- [Problem requirements] Find the lines holding the word "benchmark" and collect them.

>>>

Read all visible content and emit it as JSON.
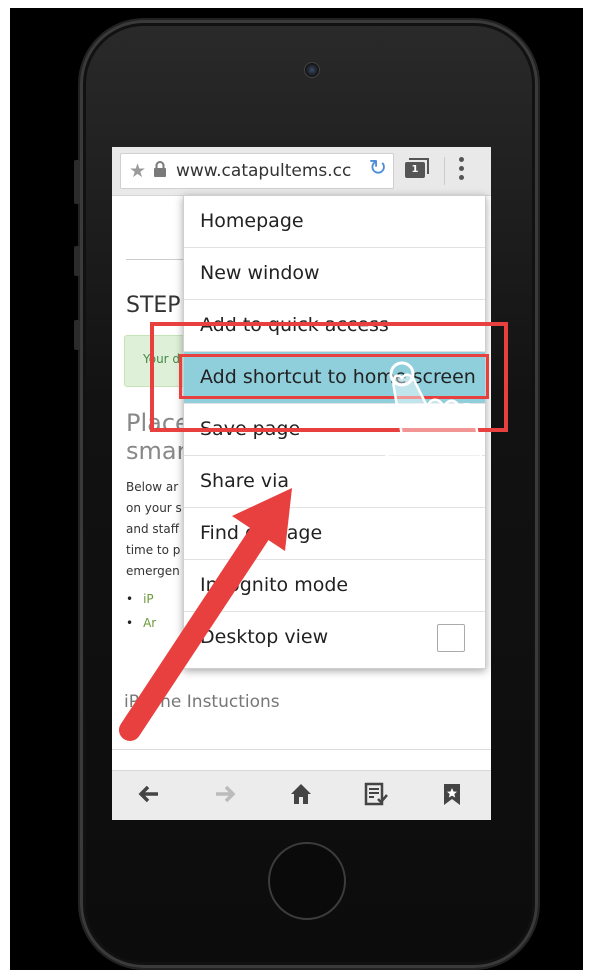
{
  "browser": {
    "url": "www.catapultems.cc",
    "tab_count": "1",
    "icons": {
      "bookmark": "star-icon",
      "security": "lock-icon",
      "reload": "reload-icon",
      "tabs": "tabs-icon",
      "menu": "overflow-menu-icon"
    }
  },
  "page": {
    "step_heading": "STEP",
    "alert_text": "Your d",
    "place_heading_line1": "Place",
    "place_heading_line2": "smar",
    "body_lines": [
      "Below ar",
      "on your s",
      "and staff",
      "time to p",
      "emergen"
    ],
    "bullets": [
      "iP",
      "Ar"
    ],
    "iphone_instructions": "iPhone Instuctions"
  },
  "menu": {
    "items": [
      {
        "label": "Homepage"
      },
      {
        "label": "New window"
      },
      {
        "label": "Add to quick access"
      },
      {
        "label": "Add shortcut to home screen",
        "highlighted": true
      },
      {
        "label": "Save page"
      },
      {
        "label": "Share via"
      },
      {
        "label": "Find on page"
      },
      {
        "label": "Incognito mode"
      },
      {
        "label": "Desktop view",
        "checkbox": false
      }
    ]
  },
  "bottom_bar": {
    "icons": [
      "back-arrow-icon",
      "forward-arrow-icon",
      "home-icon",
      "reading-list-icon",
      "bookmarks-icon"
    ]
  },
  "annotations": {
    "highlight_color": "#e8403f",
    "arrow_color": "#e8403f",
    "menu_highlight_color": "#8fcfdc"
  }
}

<<<
>>>

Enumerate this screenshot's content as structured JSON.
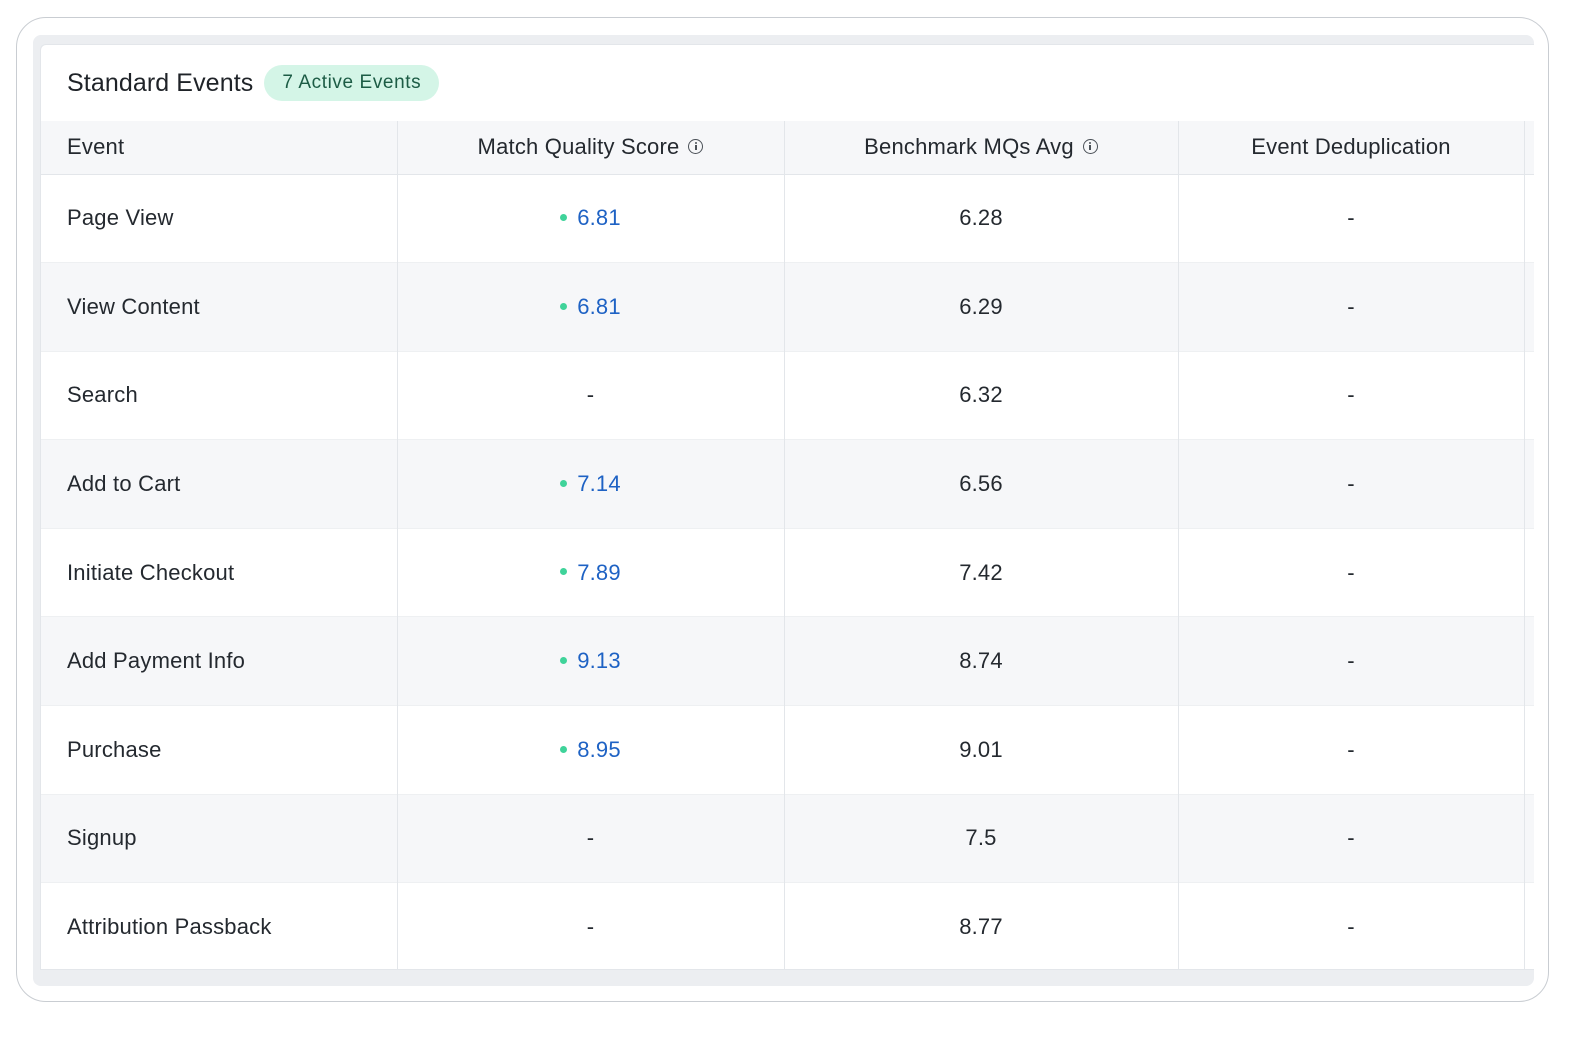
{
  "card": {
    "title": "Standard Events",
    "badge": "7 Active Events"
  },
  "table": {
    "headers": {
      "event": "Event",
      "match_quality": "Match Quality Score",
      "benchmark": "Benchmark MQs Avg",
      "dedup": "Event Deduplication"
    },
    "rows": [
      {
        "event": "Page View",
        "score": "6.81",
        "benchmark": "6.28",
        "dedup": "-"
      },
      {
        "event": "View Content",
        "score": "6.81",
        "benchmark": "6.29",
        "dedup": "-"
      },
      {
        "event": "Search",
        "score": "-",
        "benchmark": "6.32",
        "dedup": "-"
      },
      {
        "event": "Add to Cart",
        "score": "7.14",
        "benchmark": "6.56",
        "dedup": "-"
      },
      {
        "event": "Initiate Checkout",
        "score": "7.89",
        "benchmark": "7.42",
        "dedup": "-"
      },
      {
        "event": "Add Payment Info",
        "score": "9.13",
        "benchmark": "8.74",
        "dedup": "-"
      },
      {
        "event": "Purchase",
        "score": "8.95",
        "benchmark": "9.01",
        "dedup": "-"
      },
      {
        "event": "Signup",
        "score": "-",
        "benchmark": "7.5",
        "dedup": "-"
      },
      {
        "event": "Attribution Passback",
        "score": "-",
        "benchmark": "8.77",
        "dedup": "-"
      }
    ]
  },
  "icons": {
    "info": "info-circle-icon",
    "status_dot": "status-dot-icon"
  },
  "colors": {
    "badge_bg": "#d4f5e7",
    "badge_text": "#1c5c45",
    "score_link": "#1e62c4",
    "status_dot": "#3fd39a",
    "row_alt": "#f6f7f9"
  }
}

<<<

- [Task response]
      "benchmark": "Benchmark MQs Avg",
        "benchmark": "6.28",
        "benchmark": "6.29",
        "benchmark": "6.32",
        "benchmark": "6.56",
        "benchmark": "7.42",
        "benchmark": "8.74",
        "benchmark": "9.01",
        "benchmark": "7.5",
        "benchmark": "8.77",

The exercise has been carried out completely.